** START SUPPLIED ENTRIES **

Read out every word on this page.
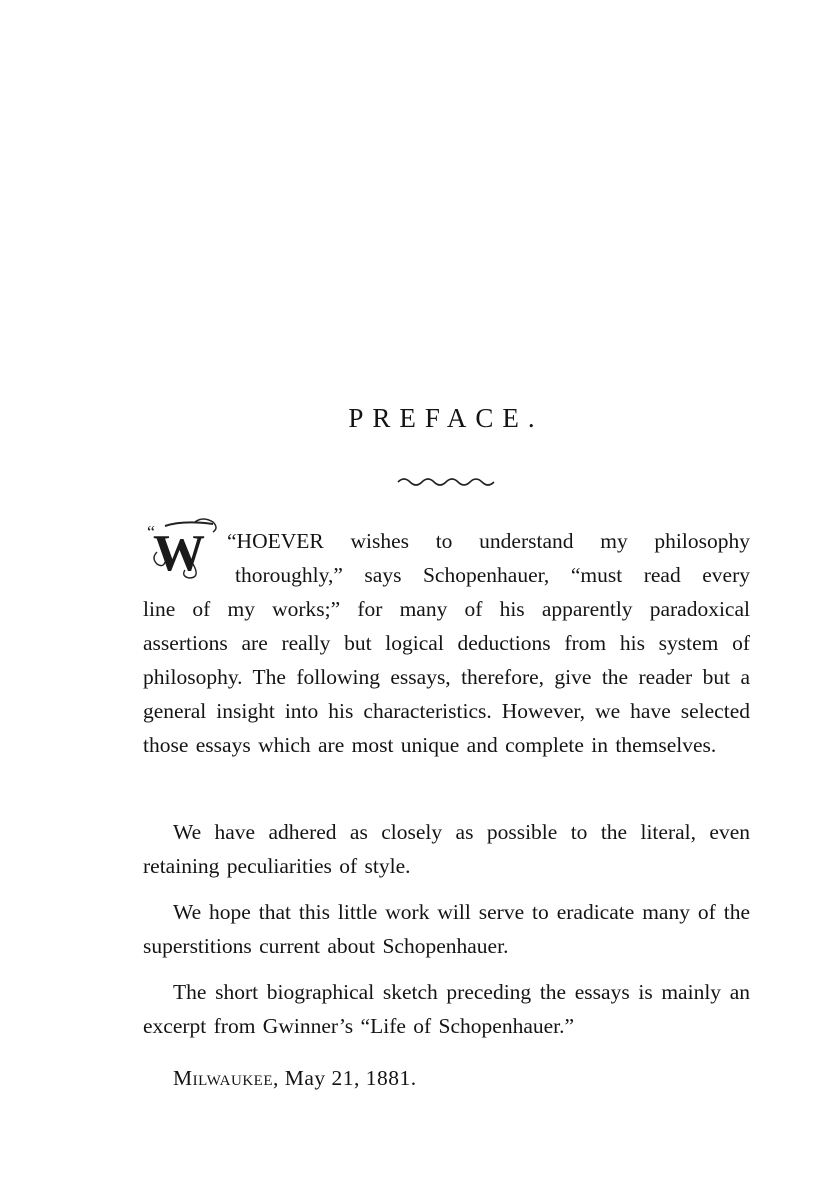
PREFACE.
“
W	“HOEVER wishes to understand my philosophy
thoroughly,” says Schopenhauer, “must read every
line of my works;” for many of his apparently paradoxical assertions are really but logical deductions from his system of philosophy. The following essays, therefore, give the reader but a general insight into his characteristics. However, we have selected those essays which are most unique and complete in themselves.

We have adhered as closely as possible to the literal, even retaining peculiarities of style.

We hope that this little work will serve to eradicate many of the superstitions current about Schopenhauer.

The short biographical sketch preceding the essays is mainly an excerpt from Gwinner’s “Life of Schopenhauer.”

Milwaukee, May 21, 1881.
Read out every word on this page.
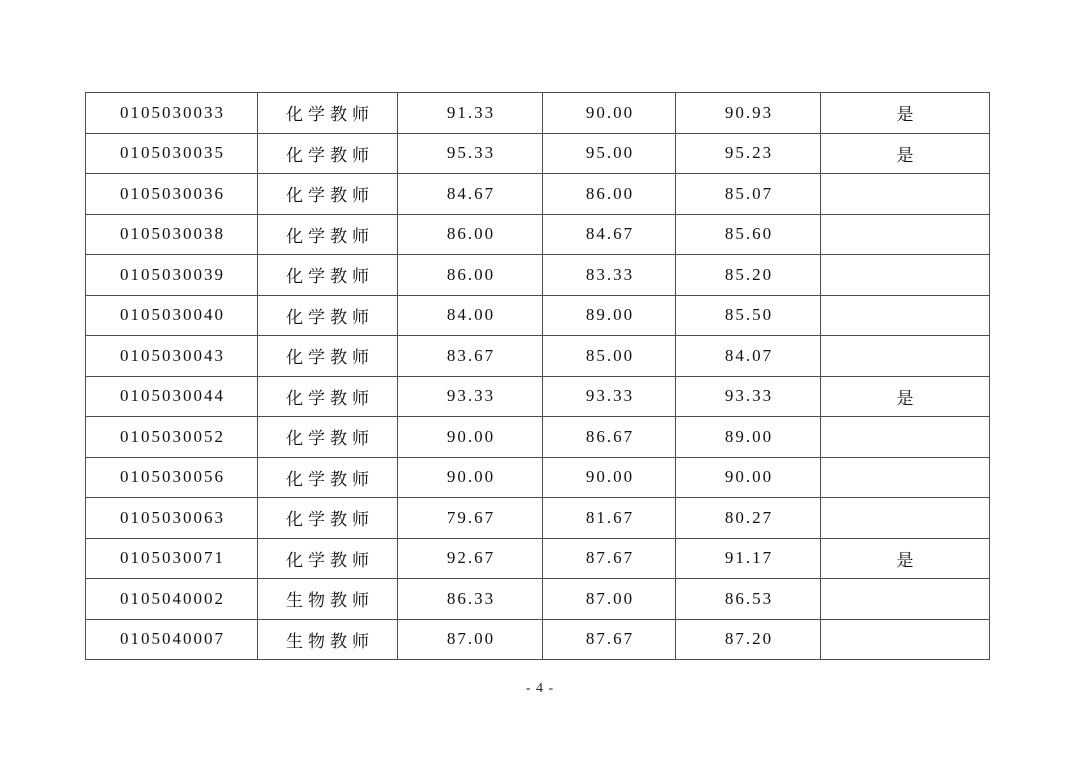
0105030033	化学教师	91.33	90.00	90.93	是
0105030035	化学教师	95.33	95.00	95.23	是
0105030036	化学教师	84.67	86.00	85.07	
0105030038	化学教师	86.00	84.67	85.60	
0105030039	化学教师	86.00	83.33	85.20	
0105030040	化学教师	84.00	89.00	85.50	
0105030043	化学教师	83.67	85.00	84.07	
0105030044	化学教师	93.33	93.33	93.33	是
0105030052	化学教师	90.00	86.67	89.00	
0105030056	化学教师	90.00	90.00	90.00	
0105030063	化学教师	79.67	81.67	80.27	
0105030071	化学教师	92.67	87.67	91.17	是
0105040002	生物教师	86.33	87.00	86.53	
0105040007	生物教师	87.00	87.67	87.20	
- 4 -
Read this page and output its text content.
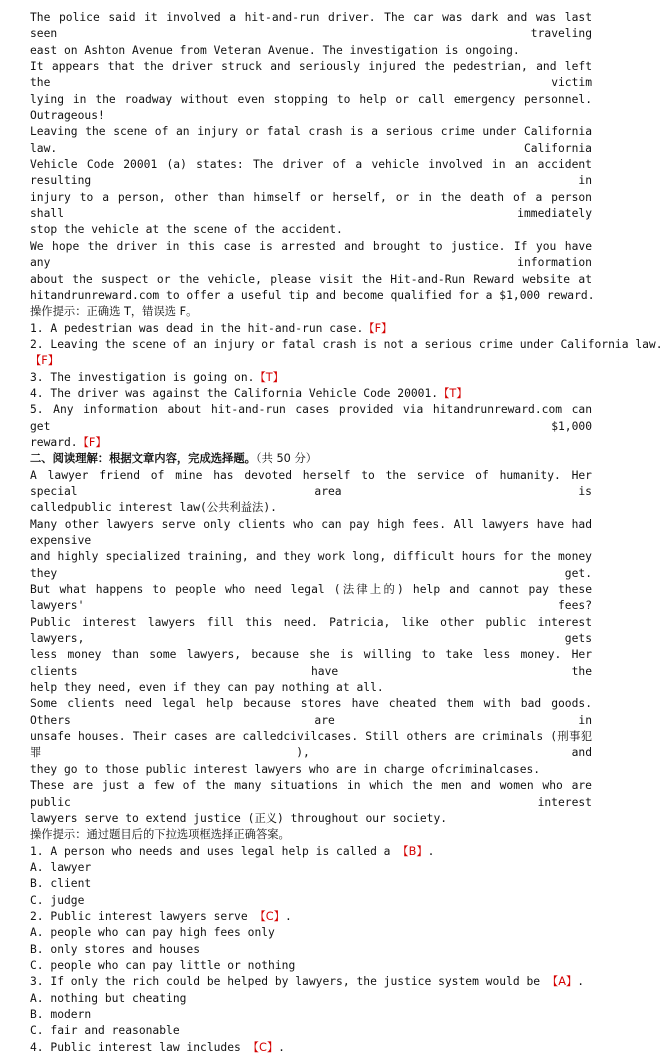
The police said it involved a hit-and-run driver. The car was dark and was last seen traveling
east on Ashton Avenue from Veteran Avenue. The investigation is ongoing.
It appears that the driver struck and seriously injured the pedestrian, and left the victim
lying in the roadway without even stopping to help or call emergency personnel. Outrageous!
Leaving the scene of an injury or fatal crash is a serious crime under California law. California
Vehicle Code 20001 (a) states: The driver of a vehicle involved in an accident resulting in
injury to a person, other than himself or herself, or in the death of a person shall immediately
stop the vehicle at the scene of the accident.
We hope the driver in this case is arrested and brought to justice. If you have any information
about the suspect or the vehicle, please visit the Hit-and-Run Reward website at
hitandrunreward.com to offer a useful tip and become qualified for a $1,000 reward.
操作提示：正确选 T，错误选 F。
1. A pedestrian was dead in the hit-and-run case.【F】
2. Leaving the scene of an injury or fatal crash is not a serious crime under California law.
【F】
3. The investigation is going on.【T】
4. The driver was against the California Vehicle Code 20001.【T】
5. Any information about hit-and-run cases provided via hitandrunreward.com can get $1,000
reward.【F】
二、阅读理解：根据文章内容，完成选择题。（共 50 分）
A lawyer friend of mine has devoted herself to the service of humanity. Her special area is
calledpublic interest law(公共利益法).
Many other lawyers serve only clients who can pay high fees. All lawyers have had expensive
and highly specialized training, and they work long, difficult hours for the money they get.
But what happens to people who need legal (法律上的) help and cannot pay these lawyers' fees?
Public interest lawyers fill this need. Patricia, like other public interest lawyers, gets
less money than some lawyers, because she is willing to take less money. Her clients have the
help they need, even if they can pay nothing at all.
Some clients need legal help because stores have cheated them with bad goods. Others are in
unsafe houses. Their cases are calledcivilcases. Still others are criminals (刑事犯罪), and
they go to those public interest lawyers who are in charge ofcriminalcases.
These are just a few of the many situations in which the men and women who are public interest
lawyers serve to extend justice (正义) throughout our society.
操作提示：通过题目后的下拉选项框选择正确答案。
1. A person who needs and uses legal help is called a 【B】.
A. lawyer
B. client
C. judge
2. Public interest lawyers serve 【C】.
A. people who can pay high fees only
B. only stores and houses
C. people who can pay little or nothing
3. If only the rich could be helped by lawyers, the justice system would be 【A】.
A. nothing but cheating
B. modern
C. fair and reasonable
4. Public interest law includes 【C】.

** END SUPPLIED ENTRIES **

- REQUEST:
Reproduce all entries exactly. Pictures do not belong in the copy.

- ANSWER TO THIS PROBLEM:
Read out every word on this page.
PREFACE.
“
W	“HOEVER wishes to understand my philosophy
thoroughly,” says Schopenhauer, “must read every
line of my works;” for many of his apparently paradoxical assertions are really but logical deductions from his system of philosophy. The following essays, therefore, give the reader but a general insight into his characteristics. However, we have selected those essays which are most unique and complete in themselves.

We have adhered as closely as possible to the literal, even retaining peculiarities of style.

We hope that this little work will serve to eradicate many of the superstitions current about Schopenhauer.

The short biographical sketch preceding the essays is mainly an excerpt from Gwinner’s “Life of Schopenhauer.”

Milwaukee, May 21, 1881.
Read out every word on this page.
0105030033	化学教师	91.33	90.00	90.93	是
0105030035	化学教师	95.33	95.00	95.23	是
0105030036	化学教师	84.67	86.00	85.07	
0105030038	化学教师	86.00	84.67	85.60	
0105030039	化学教师	86.00	83.33	85.20	
0105030040	化学教师	84.00	89.00	85.50	
0105030043	化学教师	83.67	85.00	84.07	
0105030044	化学教师	93.33	93.33	93.33	是
0105030052	化学教师	90.00	86.67	89.00	
0105030056	化学教师	90.00	90.00	90.00	
0105030063	化学教师	79.67	81.67	80.27	
0105030071	化学教师	92.67	87.67	91.17	是
0105040002	生物教师	86.33	87.00	86.53	
0105040007	生物教师	87.00	87.67	87.20	
- 4 -
Read this page and output its text content.
The police said it involved a hit-and-run driver. The car was dark and was last seen traveling
east on Ashton Avenue from Veteran Avenue. The investigation is ongoing.
It appears that the driver struck and seriously injured the pedestrian, and left the victim
lying in the roadway without even stopping to help or call emergency personnel. Outrageous!
Leaving the scene of an injury or fatal crash is a serious crime under California law. California
Vehicle Code 20001 (a) states: The driver of a vehicle involved in an accident resulting in
injury to a person, other than himself or herself, or in the death of a person shall immediately
stop the vehicle at the scene of the accident.
We hope the driver in this case is arrested and brought to justice. If you have any information
about the suspect or the vehicle, please visit the Hit-and-Run Reward website at
hitandrunreward.com to offer a useful tip and become qualified for a $1,000 reward.
操作提示：正确选 T，错误选 F。
1. A pedestrian was dead in the hit-and-run case.【F】
2. Leaving the scene of an injury or fatal crash is not a serious crime under California law.
【F】
3. The investigation is going on.【T】
4. The driver was against the California Vehicle Code 20001.【T】
5. Any information about hit-and-run cases provided via hitandrunreward.com can get $1,000
reward.【F】
二、阅读理解：根据文章内容，完成选择题。（共 50 分）
A lawyer friend of mine has devoted herself to the service of humanity. Her special area is
calledpublic interest law(公共利益法).
Many other lawyers serve only clients who can pay high fees. All lawyers have had expensive
and highly specialized training, and they work long, difficult hours for the money they get.
But what happens to people who need legal (法律上的) help and cannot pay these lawyers' fees?
Public interest lawyers fill this need. Patricia, like other public interest lawyers, gets
less money than some lawyers, because she is willing to take less money. Her clients have the
help they need, even if they can pay nothing at all.
Some clients need legal help because stores have cheated them with bad goods. Others are in
unsafe houses. Their cases are calledcivilcases. Still others are criminals (刑事犯罪), and
they go to those public interest lawyers who are in charge ofcriminalcases.
These are just a few of the many situations in which the men and women who are public interest
lawyers serve to extend justice (正义) throughout our society.
操作提示：通过题目后的下拉选项框选择正确答案。
1. A person who needs and uses legal help is called a 【B】.
A. lawyer
B. client
C. judge
2. Public interest lawyers serve 【C】.
A. people who can pay high fees only
B. only stores and houses
C. people who can pay little or nothing
3. If only the rich could be helped by lawyers, the justice system would be 【A】.
A. nothing but cheating
B. modern
C. fair and reasonable
4. Public interest law includes 【C】.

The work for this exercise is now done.